## [EXERCISE DETAILS]
Copy the entries below word for word, keeping every line as it stands.

## [MATERIAL FOR THIS EXERCISE]
__________

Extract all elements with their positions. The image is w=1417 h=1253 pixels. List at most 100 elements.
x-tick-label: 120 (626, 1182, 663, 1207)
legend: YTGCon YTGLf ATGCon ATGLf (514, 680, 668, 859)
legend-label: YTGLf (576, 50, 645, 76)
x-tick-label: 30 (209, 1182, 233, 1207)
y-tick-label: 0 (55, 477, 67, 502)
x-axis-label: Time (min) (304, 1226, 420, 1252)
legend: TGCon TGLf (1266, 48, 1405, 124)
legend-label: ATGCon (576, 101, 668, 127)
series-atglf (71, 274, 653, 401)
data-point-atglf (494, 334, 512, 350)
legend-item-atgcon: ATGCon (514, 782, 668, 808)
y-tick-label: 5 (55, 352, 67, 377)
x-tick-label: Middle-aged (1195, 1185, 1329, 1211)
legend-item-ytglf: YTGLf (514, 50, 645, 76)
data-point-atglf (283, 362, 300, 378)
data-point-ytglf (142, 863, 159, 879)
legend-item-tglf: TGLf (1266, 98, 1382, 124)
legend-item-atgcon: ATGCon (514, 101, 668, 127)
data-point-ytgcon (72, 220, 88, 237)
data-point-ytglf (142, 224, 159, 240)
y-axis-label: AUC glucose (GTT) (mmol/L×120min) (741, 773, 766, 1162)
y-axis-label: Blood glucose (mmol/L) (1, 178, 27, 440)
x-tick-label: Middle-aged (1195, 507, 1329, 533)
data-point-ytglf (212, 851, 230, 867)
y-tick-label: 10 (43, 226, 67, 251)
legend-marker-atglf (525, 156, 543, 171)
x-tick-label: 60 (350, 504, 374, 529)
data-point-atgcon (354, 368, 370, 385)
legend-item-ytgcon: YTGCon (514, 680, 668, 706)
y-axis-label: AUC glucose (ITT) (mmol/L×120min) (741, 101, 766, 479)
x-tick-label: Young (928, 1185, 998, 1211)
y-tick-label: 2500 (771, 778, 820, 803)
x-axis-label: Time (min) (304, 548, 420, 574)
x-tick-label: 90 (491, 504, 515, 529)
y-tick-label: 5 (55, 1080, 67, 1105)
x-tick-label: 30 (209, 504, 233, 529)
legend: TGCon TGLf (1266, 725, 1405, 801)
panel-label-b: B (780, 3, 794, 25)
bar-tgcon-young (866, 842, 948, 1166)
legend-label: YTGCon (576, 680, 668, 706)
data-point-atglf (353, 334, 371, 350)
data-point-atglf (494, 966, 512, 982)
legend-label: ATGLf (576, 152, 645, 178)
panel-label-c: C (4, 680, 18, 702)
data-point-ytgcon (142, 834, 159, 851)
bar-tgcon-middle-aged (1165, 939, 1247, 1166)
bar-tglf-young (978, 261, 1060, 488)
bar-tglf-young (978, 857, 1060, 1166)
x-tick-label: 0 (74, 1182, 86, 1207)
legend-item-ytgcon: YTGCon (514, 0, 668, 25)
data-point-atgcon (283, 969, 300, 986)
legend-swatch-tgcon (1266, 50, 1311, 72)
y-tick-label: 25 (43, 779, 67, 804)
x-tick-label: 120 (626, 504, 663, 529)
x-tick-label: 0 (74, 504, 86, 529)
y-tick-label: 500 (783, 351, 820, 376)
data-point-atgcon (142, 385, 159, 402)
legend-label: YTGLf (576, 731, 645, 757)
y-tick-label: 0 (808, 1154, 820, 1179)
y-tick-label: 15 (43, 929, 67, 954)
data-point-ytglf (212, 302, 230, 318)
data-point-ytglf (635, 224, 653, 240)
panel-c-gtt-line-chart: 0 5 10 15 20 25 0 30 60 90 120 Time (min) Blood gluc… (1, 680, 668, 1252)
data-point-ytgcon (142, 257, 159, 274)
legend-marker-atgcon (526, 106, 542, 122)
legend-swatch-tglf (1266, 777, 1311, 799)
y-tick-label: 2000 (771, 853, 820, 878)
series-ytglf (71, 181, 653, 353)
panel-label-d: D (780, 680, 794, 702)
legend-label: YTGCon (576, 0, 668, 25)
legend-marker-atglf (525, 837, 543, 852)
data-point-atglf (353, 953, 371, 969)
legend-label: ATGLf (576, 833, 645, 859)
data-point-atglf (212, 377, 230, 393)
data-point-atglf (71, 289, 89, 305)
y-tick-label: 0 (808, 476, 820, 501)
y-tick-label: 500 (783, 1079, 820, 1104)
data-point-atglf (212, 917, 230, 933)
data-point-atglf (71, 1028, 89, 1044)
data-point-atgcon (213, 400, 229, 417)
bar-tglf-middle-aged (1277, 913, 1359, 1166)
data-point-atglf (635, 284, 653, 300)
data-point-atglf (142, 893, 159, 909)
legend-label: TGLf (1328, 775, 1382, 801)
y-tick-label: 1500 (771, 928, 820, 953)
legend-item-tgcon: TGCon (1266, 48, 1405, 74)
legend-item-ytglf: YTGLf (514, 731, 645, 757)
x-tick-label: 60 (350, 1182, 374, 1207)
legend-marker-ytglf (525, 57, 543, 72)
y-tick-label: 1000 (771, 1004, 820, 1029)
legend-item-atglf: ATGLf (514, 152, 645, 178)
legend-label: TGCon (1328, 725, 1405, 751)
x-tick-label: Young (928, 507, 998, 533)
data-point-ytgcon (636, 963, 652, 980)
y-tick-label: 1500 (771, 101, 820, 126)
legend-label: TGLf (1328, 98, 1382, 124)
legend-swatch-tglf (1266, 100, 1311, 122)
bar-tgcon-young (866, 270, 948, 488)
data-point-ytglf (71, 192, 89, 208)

__________

## [ANSWER TO THE TASK]
Extract all elements with their positions. The image is w=1417 h=1253 pixels. List at most 100 elements.
x-tick-label: 120 (626, 1182, 663, 1207)
legend: YTGCon YTGLf ATGCon ATGLf (514, 680, 668, 859)
legend-label: YTGLf (576, 50, 645, 76)
x-tick-label: 30 (209, 1182, 233, 1207)
y-tick-label: 0 (55, 477, 67, 502)
x-axis-label: Time (min) (304, 1226, 420, 1252)
legend: TGCon TGLf (1266, 48, 1405, 124)
legend-label: ATGCon (576, 101, 668, 127)
series-atglf (71, 274, 653, 401)
data-point-atglf (494, 334, 512, 350)
legend-item-atgcon: ATGCon (514, 782, 668, 808)
y-tick-label: 5 (55, 352, 67, 377)
x-tick-label: Middle-aged (1195, 1185, 1329, 1211)
legend-item-ytglf: YTGLf (514, 50, 645, 76)
data-point-atglf (283, 362, 300, 378)
data-point-ytglf (142, 863, 159, 879)
legend-item-tglf: TGLf (1266, 98, 1382, 124)
legend-item-atgcon: ATGCon (514, 101, 668, 127)
data-point-ytgcon (72, 220, 88, 237)
data-point-ytglf (142, 224, 159, 240)
y-axis-label: AUC glucose (GTT) (mmol/L×120min) (741, 773, 766, 1162)
y-axis-label: Blood glucose (mmol/L) (1, 178, 27, 440)
x-tick-label: Middle-aged (1195, 507, 1329, 533)
data-point-ytglf (212, 851, 230, 867)
y-tick-label: 10 (43, 226, 67, 251)
legend-marker-atglf (525, 156, 543, 171)
x-tick-label: 60 (350, 504, 374, 529)
data-point-atgcon (354, 368, 370, 385)
legend-item-ytgcon: YTGCon (514, 680, 668, 706)
y-axis-label: AUC glucose (ITT) (mmol/L×120min) (741, 101, 766, 479)
x-tick-label: Young (928, 1185, 998, 1211)
y-tick-label: 2500 (771, 778, 820, 803)
x-axis-label: Time (min) (304, 548, 420, 574)
x-tick-label: 90 (491, 504, 515, 529)
y-tick-label: 5 (55, 1080, 67, 1105)
x-tick-label: 30 (209, 504, 233, 529)
legend: TGCon TGLf (1266, 725, 1405, 801)
panel-label-b: B (780, 3, 794, 25)
bar-tgcon-young (866, 842, 948, 1166)
legend-label: YTGCon (576, 680, 668, 706)
data-point-atglf (353, 334, 371, 350)
data-point-atglf (494, 966, 512, 982)
legend-label: ATGLf (576, 152, 645, 178)
panel-label-c: C (4, 680, 18, 702)
data-point-ytgcon (142, 834, 159, 851)
bar-tgcon-middle-aged (1165, 939, 1247, 1166)
bar-tglf-young (978, 261, 1060, 488)
bar-tglf-young (978, 857, 1060, 1166)
x-tick-label: 0 (74, 1182, 86, 1207)
legend-item-ytgcon: YTGCon (514, 0, 668, 25)
data-point-atgcon (283, 969, 300, 986)
legend-swatch-tgcon (1266, 50, 1311, 72)
y-tick-label: 25 (43, 779, 67, 804)
x-tick-label: 120 (626, 504, 663, 529)
x-tick-label: 0 (74, 504, 86, 529)
y-tick-label: 500 (783, 351, 820, 376)
data-point-atgcon (142, 385, 159, 402)
legend-label: YTGLf (576, 731, 645, 757)
y-tick-label: 0 (808, 1154, 820, 1179)
y-tick-label: 15 (43, 929, 67, 954)
data-point-ytglf (212, 302, 230, 318)
data-point-ytglf (635, 224, 653, 240)
panel-c-gtt-line-chart: 0 5 10 15 20 25 0 30 60 90 120 Time (min) Blood gluc… (1, 680, 668, 1252)
data-point-ytgcon (142, 257, 159, 274)
legend-marker-atgcon (526, 106, 542, 122)
legend-swatch-tglf (1266, 777, 1311, 799)
y-tick-label: 2000 (771, 853, 820, 878)
series-ytglf (71, 181, 653, 353)
panel-label-d: D (780, 680, 794, 702)
legend-label: YTGCon (576, 0, 668, 25)
legend-marker-atglf (525, 837, 543, 852)
data-point-atglf (353, 953, 371, 969)
legend-label: ATGLf (576, 833, 645, 859)
data-point-atglf (212, 377, 230, 393)
data-point-atglf (71, 289, 89, 305)
y-tick-label: 0 (808, 476, 820, 501)
y-tick-label: 500 (783, 1079, 820, 1104)
data-point-atglf (212, 917, 230, 933)
data-point-atglf (71, 1028, 89, 1044)
data-point-atgcon (213, 400, 229, 417)
bar-tglf-middle-aged (1277, 913, 1359, 1166)
data-point-atglf (635, 284, 653, 300)
data-point-atglf (142, 893, 159, 909)
legend-label: TGLf (1328, 775, 1382, 801)
y-tick-label: 1500 (771, 928, 820, 953)
legend-item-tgcon: TGCon (1266, 48, 1405, 74)
legend-item-ytglf: YTGLf (514, 731, 645, 757)
x-tick-label: 60 (350, 1182, 374, 1207)
legend-marker-ytglf (525, 57, 543, 72)
y-tick-label: 1000 (771, 1004, 820, 1029)
legend-item-atglf: ATGLf (514, 152, 645, 178)
legend-label: TGCon (1328, 725, 1405, 751)
x-tick-label: Young (928, 507, 998, 533)
data-point-ytgcon (636, 963, 652, 980)
y-tick-label: 1500 (771, 101, 820, 126)
legend-label: TGLf (1328, 98, 1382, 124)
legend-swatch-tglf (1266, 100, 1311, 122)
bar-tgcon-young (866, 270, 948, 488)
data-point-ytglf (71, 192, 89, 208)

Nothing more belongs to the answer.